Directions
Below are the entries; count the lines in them that contain the word "safety" and give only the number.

Figure record listings
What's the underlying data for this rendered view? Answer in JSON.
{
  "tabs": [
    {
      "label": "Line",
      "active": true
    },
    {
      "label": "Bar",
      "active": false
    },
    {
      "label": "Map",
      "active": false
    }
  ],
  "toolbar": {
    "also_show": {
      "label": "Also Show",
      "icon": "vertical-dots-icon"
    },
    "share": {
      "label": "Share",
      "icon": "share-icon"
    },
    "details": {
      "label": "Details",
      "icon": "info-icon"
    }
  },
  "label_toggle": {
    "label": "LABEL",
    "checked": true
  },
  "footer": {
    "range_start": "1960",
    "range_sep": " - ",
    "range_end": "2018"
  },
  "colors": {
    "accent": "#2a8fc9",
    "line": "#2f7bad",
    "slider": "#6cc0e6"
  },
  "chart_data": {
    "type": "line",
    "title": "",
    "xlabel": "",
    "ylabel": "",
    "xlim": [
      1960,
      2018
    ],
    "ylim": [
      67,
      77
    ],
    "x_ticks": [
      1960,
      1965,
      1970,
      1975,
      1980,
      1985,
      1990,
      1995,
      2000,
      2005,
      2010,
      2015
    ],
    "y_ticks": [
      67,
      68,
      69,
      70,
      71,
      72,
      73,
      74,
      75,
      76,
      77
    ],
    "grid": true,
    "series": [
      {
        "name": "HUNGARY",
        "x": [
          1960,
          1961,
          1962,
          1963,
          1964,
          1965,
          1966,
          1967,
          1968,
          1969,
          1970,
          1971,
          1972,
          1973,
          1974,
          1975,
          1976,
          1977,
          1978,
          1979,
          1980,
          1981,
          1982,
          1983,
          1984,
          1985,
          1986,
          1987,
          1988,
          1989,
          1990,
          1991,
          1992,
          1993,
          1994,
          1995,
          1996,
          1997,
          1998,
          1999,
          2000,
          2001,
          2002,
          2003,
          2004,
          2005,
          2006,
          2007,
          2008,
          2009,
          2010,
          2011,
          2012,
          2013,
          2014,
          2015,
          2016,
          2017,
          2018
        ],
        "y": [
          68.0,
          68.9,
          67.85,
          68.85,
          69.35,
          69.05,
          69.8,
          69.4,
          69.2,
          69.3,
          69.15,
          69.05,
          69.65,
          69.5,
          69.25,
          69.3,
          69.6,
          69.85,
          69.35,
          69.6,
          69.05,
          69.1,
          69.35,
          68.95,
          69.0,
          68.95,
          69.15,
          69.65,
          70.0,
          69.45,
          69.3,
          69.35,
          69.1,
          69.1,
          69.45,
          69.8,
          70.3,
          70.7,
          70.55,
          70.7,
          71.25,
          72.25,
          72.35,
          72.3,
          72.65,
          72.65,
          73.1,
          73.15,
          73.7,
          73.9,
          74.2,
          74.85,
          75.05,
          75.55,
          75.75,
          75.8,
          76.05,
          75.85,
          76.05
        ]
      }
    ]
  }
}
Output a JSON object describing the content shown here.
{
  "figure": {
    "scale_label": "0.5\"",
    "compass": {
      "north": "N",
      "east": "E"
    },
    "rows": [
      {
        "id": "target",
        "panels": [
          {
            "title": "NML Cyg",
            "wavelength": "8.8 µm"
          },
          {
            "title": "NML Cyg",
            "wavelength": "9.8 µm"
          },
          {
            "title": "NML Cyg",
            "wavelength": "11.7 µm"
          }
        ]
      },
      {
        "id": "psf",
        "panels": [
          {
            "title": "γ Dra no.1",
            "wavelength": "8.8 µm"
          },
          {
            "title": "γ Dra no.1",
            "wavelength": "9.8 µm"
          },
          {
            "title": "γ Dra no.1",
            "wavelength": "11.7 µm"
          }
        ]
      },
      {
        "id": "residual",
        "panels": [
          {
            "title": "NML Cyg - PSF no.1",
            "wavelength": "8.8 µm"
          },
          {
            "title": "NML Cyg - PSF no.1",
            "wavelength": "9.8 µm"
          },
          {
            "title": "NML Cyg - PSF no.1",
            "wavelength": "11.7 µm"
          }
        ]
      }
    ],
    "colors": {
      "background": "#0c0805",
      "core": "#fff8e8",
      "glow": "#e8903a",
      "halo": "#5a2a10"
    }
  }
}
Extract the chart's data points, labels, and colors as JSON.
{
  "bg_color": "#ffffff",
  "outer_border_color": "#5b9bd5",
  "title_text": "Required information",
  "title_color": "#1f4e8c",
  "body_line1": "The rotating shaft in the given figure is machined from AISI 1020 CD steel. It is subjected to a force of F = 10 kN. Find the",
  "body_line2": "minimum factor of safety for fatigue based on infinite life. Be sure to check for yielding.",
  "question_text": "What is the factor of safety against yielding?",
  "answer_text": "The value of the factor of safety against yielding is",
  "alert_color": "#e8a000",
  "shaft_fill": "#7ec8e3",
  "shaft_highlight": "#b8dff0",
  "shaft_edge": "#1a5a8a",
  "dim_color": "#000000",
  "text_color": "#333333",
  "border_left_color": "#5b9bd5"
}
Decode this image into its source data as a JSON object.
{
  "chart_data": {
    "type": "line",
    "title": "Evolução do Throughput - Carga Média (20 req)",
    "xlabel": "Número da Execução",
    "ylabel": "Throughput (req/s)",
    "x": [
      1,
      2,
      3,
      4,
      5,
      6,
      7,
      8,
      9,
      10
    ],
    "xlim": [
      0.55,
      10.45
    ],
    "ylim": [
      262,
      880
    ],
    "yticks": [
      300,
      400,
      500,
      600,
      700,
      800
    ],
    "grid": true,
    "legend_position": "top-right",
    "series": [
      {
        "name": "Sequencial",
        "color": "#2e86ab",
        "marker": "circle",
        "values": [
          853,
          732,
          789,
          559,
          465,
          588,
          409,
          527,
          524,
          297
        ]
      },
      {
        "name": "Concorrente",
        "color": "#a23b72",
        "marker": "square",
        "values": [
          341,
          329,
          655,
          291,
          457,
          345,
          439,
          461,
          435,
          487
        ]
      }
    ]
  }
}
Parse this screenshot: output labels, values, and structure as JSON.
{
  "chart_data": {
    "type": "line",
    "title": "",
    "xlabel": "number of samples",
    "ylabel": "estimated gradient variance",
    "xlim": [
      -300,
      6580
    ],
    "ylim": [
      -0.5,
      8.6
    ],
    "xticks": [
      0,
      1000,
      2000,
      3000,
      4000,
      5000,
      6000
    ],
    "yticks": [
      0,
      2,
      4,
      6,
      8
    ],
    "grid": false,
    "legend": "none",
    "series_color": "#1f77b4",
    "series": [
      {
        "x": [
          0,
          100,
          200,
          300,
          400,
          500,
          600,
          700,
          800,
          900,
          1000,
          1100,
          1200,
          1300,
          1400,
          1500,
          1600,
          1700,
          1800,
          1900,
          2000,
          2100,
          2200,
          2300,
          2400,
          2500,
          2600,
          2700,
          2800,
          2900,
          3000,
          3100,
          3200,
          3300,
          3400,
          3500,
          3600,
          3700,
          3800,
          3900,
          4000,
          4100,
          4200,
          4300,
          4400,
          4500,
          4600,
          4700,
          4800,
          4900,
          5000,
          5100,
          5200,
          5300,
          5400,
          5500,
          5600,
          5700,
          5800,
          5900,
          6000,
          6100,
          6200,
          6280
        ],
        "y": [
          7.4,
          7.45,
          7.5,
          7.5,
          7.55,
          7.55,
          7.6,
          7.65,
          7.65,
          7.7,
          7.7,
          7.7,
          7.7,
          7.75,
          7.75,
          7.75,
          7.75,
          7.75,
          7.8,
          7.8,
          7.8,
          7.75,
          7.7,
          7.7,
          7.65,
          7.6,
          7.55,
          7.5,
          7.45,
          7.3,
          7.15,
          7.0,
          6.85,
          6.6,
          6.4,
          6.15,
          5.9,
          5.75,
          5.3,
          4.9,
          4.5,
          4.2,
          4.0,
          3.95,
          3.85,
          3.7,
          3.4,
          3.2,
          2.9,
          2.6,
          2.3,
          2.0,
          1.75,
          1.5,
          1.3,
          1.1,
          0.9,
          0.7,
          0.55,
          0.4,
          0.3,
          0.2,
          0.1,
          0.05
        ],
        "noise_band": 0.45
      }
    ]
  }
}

Worked solution
3